Your task is to transcribe the records exactly, skipping every image.

— start Rows —

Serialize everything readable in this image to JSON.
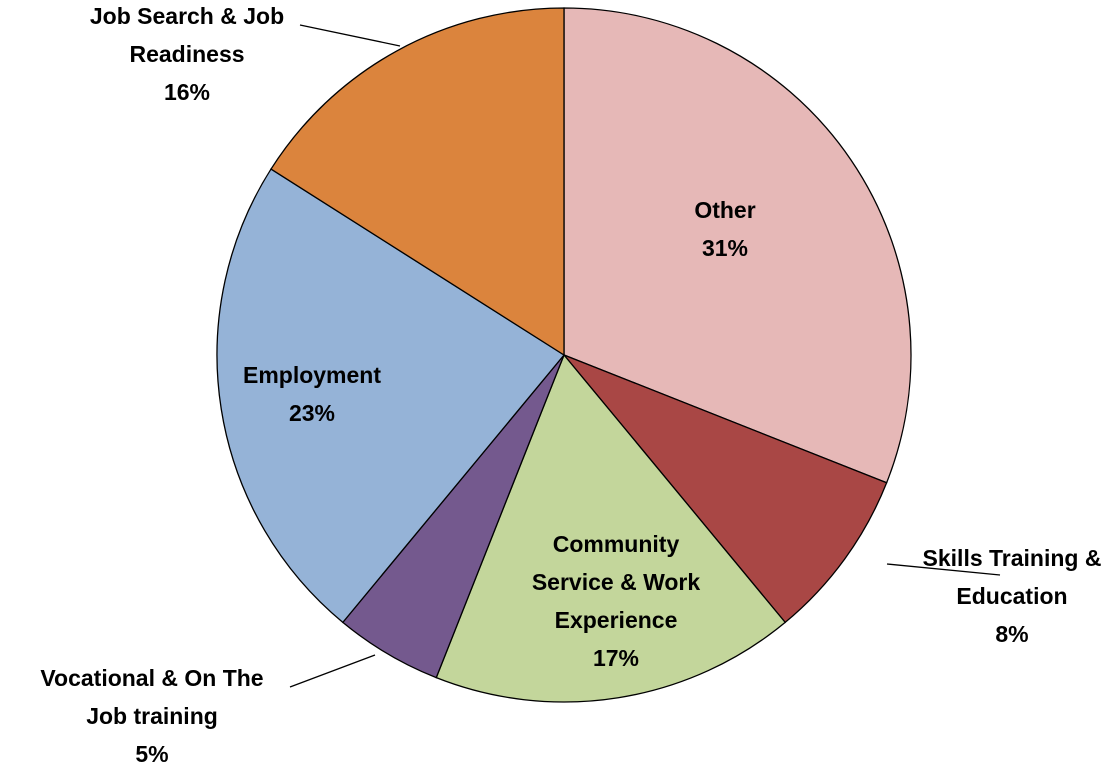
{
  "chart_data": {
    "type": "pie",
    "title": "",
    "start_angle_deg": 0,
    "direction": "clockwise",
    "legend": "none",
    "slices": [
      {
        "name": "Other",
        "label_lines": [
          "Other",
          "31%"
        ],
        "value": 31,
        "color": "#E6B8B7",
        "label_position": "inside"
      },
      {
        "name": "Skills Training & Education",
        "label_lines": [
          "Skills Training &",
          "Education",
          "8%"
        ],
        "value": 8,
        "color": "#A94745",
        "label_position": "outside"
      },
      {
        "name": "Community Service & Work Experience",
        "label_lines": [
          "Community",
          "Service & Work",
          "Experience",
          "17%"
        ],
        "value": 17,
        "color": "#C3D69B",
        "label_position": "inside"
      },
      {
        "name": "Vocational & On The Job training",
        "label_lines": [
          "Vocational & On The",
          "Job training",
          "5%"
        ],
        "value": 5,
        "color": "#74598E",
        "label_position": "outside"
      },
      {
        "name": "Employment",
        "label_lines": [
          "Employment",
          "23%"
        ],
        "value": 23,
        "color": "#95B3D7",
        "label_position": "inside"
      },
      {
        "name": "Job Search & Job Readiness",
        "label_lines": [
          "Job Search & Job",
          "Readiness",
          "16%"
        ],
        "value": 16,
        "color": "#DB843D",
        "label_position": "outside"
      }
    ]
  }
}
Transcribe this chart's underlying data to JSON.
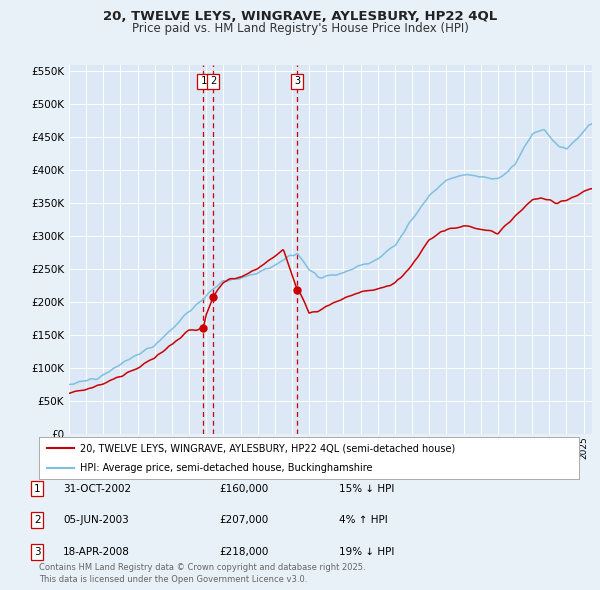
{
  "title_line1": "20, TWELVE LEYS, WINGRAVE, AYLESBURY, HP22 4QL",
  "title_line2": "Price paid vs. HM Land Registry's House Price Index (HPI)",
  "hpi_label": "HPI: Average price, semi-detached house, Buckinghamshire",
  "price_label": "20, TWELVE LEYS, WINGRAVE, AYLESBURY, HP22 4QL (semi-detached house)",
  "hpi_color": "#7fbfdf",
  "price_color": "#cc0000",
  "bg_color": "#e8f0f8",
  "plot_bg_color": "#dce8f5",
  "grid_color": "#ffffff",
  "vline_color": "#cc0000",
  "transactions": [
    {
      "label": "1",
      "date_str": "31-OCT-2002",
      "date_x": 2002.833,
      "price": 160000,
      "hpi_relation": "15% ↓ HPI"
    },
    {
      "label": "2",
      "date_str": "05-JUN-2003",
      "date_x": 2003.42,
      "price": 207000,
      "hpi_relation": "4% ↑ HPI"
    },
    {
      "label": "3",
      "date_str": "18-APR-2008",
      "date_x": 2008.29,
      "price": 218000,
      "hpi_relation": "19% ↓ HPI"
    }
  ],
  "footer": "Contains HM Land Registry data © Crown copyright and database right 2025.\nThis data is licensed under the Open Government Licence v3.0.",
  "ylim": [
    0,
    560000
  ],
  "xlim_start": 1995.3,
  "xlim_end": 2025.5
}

— end Rows —

# [Task answer]
Serialize everything readable in this image to JSON.
{
  "chart_data": {
    "type": "pie",
    "title": "",
    "start_angle_deg": 0,
    "direction": "clockwise",
    "legend": "none",
    "slices": [
      {
        "name": "Other",
        "label_lines": [
          "Other",
          "31%"
        ],
        "value": 31,
        "color": "#E6B8B7",
        "label_position": "inside"
      },
      {
        "name": "Skills Training & Education",
        "label_lines": [
          "Skills Training &",
          "Education",
          "8%"
        ],
        "value": 8,
        "color": "#A94745",
        "label_position": "outside"
      },
      {
        "name": "Community Service & Work Experience",
        "label_lines": [
          "Community",
          "Service & Work",
          "Experience",
          "17%"
        ],
        "value": 17,
        "color": "#C3D69B",
        "label_position": "inside"
      },
      {
        "name": "Vocational & On The Job training",
        "label_lines": [
          "Vocational & On The",
          "Job training",
          "5%"
        ],
        "value": 5,
        "color": "#74598E",
        "label_position": "outside"
      },
      {
        "name": "Employment",
        "label_lines": [
          "Employment",
          "23%"
        ],
        "value": 23,
        "color": "#95B3D7",
        "label_position": "inside"
      },
      {
        "name": "Job Search & Job Readiness",
        "label_lines": [
          "Job Search & Job",
          "Readiness",
          "16%"
        ],
        "value": 16,
        "color": "#DB843D",
        "label_position": "outside"
      }
    ]
  }
}
Transcribe this chart's underlying data to JSON.
{
  "title_line1": "20, TWELVE LEYS, WINGRAVE, AYLESBURY, HP22 4QL",
  "title_line2": "Price paid vs. HM Land Registry's House Price Index (HPI)",
  "hpi_label": "HPI: Average price, semi-detached house, Buckinghamshire",
  "price_label": "20, TWELVE LEYS, WINGRAVE, AYLESBURY, HP22 4QL (semi-detached house)",
  "hpi_color": "#7fbfdf",
  "price_color": "#cc0000",
  "bg_color": "#e8f0f8",
  "plot_bg_color": "#dce8f5",
  "grid_color": "#ffffff",
  "vline_color": "#cc0000",
  "transactions": [
    {
      "label": "1",
      "date_str": "31-OCT-2002",
      "date_x": 2002.833,
      "price": 160000,
      "hpi_relation": "15% ↓ HPI"
    },
    {
      "label": "2",
      "date_str": "05-JUN-2003",
      "date_x": 2003.42,
      "price": 207000,
      "hpi_relation": "4% ↑ HPI"
    },
    {
      "label": "3",
      "date_str": "18-APR-2008",
      "date_x": 2008.29,
      "price": 218000,
      "hpi_relation": "19% ↓ HPI"
    }
  ],
  "footer": "Contains HM Land Registry data © Crown copyright and database right 2025.\nThis data is licensed under the Open Government Licence v3.0.",
  "ylim": [
    0,
    560000
  ],
  "xlim_start": 1995.3,
  "xlim_end": 2025.5
}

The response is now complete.